Input data:
──────────

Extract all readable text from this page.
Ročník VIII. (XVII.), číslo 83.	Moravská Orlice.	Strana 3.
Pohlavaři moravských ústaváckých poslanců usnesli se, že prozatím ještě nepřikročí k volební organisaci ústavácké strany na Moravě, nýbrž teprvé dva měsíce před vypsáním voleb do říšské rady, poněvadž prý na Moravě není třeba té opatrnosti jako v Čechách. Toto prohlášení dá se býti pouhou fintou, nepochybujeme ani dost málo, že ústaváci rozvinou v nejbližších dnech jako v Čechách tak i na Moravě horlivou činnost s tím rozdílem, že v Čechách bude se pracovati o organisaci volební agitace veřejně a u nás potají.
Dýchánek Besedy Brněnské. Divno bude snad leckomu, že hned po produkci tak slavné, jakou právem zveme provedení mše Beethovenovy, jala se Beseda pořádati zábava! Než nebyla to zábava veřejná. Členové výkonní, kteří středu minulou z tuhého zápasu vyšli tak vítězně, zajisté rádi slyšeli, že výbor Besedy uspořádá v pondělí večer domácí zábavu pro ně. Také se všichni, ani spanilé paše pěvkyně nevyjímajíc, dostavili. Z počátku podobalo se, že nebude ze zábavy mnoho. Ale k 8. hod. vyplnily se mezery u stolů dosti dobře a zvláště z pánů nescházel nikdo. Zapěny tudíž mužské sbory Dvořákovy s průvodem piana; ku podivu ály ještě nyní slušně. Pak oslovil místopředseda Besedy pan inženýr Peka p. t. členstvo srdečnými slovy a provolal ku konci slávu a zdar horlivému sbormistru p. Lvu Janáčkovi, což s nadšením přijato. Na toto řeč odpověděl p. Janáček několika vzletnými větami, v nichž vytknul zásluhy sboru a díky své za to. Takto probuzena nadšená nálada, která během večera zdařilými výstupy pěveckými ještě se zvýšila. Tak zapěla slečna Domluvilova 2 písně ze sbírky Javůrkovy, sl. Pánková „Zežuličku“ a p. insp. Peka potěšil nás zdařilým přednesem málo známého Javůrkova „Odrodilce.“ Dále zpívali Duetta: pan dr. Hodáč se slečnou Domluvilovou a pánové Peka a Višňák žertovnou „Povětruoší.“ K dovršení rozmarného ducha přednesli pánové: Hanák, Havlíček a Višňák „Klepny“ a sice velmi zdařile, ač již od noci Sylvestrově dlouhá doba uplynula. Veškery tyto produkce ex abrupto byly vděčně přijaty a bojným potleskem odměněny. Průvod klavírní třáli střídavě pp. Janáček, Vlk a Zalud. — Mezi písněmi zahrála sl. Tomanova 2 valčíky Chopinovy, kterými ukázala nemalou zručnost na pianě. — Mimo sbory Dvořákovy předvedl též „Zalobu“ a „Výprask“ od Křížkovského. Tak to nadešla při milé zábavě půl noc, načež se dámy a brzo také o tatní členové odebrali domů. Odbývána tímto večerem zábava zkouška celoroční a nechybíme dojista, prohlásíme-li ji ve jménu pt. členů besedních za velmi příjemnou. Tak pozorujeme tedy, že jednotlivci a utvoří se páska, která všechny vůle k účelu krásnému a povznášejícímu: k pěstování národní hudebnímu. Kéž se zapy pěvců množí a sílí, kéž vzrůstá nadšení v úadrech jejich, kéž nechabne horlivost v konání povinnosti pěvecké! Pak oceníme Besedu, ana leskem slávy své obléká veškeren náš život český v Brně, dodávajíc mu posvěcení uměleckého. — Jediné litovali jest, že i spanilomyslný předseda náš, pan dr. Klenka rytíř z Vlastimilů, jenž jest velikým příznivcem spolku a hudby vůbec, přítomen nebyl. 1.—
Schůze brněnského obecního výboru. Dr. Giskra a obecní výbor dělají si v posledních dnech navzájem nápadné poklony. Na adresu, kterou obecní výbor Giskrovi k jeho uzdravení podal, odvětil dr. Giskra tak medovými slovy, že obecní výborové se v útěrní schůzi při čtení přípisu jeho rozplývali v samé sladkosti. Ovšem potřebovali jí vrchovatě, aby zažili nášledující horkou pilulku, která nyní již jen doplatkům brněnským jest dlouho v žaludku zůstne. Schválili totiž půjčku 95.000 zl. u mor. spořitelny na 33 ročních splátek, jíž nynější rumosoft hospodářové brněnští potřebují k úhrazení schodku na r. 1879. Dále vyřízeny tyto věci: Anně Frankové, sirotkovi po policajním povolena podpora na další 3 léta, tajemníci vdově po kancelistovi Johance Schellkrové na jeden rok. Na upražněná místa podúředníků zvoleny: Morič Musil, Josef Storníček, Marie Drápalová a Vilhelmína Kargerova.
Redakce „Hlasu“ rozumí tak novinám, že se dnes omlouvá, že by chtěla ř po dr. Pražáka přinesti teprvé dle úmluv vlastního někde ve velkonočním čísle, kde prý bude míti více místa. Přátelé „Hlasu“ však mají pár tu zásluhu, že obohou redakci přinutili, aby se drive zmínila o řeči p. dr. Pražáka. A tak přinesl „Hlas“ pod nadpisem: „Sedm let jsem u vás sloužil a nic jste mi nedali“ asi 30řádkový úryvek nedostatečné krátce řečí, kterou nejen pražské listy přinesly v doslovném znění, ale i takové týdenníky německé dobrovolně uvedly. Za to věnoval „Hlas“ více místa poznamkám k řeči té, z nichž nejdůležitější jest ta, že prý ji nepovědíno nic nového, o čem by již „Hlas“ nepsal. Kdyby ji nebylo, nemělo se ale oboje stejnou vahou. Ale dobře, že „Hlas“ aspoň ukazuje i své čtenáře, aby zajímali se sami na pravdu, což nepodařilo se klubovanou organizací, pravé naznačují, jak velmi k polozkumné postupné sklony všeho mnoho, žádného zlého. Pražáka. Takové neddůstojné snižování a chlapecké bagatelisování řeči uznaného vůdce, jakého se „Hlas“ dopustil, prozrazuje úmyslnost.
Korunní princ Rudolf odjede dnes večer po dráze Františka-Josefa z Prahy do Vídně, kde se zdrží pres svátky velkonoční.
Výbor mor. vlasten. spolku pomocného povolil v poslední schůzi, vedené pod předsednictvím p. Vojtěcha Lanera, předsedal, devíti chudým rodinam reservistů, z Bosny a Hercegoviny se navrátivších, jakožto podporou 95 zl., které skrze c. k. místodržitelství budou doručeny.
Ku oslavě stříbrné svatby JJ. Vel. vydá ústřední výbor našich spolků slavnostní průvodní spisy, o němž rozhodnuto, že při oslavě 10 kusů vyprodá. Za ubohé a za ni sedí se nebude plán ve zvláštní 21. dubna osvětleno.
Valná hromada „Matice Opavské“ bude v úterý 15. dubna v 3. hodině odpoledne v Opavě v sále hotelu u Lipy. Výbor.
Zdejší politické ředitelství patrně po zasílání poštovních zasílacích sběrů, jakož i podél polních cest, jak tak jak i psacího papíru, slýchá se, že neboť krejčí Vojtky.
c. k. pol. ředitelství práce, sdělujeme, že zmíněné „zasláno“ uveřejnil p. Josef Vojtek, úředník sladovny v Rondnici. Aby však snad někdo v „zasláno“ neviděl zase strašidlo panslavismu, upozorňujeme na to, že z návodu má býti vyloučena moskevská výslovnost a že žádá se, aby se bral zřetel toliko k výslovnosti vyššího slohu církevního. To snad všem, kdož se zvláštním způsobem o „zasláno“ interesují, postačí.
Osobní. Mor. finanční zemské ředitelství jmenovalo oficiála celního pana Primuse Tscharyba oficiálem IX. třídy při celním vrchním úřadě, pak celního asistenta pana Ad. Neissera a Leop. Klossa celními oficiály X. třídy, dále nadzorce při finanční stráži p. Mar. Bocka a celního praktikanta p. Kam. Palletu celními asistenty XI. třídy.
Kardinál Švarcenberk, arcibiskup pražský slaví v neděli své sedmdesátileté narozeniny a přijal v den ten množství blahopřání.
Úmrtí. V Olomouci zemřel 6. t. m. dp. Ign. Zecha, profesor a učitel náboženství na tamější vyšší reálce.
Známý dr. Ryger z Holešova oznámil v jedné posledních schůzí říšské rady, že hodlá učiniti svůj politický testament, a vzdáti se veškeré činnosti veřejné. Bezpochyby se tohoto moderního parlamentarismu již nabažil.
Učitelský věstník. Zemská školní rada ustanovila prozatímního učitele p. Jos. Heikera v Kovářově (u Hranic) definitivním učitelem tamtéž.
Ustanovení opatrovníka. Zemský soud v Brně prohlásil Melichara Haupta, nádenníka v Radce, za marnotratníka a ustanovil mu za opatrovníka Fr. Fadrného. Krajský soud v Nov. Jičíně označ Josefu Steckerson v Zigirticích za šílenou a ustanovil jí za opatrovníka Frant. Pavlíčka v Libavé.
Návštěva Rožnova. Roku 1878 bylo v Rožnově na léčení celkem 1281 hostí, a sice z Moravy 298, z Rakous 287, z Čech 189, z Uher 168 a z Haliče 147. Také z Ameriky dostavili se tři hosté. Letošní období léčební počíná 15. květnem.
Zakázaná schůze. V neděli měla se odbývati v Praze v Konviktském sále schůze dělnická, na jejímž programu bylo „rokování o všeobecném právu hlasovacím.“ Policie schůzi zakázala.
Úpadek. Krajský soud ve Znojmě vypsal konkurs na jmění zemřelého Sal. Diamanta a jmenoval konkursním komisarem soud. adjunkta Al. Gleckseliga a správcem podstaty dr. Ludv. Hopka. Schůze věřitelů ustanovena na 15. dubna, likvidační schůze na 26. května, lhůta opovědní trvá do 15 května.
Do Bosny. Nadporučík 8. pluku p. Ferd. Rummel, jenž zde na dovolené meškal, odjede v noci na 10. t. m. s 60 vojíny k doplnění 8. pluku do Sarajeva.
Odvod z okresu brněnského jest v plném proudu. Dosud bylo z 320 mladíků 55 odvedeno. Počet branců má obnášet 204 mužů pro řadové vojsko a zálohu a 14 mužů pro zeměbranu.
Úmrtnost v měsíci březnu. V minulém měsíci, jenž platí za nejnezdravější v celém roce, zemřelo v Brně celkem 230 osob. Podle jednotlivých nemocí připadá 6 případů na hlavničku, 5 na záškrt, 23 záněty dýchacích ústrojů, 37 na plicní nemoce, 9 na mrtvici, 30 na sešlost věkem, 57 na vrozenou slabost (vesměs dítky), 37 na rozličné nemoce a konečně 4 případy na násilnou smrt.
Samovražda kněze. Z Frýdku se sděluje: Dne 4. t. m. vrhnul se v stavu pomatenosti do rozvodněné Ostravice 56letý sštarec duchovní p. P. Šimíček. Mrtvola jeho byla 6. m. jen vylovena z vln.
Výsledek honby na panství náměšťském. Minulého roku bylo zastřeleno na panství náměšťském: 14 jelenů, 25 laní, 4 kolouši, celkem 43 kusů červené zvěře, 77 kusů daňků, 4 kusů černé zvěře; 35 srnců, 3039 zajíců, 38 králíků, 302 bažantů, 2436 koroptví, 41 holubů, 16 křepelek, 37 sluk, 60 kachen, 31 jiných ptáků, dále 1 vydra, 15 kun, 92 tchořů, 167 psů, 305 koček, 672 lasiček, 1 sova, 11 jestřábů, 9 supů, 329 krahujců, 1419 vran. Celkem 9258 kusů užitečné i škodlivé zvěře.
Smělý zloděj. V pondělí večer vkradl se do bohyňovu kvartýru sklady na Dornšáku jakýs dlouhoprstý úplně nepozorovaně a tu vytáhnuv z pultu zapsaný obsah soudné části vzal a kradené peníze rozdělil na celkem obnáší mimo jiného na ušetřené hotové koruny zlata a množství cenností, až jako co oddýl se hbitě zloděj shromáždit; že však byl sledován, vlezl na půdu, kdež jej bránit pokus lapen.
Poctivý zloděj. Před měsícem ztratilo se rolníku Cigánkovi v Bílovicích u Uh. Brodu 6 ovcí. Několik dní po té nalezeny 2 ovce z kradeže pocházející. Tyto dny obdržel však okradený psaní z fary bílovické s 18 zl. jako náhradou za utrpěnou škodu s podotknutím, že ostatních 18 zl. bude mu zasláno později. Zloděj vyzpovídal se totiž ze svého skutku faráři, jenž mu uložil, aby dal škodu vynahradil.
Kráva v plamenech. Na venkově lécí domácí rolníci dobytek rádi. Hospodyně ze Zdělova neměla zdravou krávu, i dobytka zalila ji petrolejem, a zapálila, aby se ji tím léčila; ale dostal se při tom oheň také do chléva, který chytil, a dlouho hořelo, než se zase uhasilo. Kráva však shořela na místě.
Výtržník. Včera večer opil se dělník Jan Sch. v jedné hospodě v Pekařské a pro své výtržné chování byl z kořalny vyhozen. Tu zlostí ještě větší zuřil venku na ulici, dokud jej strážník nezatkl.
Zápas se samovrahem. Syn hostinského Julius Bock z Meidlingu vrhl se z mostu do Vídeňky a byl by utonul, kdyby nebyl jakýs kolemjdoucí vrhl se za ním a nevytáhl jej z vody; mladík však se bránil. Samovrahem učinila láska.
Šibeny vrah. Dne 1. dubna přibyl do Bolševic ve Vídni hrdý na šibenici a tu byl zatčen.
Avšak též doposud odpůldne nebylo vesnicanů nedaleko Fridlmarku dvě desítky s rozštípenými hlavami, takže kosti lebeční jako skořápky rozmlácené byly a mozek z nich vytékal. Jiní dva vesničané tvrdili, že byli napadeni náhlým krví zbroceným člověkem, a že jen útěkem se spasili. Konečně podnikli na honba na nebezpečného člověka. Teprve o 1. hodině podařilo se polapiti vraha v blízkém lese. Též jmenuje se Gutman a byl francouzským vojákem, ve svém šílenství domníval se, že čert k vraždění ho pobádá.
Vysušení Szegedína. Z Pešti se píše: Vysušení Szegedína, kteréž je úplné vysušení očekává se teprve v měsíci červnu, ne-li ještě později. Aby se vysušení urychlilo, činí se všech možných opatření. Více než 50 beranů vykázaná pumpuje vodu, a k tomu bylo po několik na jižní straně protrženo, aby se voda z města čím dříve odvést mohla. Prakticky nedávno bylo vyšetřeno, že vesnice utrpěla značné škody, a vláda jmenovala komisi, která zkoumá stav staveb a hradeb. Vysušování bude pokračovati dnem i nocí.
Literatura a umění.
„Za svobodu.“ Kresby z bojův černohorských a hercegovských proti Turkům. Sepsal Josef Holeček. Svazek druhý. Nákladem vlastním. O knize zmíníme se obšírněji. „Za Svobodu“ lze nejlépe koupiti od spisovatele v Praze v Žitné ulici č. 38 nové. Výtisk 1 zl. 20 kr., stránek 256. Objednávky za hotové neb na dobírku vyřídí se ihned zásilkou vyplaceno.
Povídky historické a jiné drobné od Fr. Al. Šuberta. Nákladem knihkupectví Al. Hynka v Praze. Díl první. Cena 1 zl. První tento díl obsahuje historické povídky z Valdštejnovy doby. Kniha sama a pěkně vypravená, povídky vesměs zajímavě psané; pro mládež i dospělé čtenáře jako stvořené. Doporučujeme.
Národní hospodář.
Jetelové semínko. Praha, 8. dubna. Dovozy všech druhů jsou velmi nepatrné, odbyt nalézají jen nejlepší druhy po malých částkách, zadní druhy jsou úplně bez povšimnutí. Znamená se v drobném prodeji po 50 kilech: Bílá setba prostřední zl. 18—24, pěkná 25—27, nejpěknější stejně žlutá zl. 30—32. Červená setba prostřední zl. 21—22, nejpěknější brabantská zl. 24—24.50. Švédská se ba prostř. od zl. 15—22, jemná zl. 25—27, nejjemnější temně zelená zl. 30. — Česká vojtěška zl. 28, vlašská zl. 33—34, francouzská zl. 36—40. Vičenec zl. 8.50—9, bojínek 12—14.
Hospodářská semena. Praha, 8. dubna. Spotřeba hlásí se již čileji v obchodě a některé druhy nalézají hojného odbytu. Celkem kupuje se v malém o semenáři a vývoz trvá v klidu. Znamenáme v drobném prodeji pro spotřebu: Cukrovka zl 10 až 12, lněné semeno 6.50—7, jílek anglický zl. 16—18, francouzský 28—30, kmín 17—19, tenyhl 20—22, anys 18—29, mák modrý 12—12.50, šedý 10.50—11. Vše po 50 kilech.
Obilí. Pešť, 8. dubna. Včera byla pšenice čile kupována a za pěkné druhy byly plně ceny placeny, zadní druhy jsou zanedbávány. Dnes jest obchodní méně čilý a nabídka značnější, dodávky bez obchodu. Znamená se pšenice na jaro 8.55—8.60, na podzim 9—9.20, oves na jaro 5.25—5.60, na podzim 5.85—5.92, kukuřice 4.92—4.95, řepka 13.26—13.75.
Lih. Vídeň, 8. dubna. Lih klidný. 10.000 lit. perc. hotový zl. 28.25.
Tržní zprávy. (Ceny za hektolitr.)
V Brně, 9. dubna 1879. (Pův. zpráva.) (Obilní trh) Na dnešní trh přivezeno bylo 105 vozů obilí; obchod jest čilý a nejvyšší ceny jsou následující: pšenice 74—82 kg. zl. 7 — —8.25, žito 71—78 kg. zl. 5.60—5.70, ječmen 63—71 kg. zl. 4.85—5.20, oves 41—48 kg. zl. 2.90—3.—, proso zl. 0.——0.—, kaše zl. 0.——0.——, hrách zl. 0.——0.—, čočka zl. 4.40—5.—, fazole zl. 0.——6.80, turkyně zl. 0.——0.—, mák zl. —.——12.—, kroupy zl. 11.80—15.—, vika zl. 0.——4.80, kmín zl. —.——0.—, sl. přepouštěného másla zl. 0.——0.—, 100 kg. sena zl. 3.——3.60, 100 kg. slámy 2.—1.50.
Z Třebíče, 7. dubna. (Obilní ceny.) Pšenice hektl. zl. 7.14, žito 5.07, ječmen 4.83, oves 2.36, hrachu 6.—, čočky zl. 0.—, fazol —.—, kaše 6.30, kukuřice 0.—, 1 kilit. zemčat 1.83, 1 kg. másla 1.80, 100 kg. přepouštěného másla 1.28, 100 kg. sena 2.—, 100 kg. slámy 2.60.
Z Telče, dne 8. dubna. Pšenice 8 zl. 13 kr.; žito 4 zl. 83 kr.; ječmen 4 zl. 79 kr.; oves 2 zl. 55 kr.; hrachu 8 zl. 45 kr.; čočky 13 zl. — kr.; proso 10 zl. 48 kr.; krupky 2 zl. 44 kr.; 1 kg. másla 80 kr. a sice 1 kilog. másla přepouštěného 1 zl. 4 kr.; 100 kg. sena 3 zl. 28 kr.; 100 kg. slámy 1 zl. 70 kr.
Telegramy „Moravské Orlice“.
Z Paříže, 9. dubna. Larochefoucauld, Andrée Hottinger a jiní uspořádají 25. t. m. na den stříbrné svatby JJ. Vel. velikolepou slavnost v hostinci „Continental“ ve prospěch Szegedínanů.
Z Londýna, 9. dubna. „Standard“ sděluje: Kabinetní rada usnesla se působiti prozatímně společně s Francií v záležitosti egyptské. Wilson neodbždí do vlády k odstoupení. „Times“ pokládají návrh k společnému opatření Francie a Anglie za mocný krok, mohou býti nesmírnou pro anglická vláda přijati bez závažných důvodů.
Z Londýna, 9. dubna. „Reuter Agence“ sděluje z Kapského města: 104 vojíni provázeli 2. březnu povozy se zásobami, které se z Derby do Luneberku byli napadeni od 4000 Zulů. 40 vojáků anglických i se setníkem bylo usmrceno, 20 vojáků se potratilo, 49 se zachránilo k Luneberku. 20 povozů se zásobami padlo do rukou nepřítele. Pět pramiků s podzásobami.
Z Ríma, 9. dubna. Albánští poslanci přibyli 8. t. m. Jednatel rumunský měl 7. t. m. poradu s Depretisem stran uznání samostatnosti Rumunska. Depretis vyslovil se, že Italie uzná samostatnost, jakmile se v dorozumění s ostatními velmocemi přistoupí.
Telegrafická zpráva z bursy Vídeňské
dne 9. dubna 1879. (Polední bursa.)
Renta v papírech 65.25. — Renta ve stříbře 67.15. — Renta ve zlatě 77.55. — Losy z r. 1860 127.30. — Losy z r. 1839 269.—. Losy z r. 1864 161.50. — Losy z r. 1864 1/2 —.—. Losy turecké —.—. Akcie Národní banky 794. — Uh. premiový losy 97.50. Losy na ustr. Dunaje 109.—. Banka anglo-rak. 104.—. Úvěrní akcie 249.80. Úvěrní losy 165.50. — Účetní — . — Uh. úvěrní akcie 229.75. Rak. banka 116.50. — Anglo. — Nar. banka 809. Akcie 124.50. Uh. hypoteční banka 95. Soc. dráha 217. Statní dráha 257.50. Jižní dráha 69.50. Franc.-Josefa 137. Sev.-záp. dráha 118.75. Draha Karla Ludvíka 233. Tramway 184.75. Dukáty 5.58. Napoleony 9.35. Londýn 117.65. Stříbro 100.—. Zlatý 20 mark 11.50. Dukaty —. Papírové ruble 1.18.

──────────

What you will do: Read through the entries and copy every line that includes "sále".

Expected answer:
Valná hromada „Matice Opavské“ bude v úterý 15. dubna v 3. hodině odpoledne v Opavě v sále hotelu u Lipy. Výbor.
Zakázaná schůze. V neděli měla se odbývati v Praze v Konviktském sále schůze dělnická, na jejímž programu bylo „rokování o všeobecném právu hlasovacím.“ Policie schůzi zakázala.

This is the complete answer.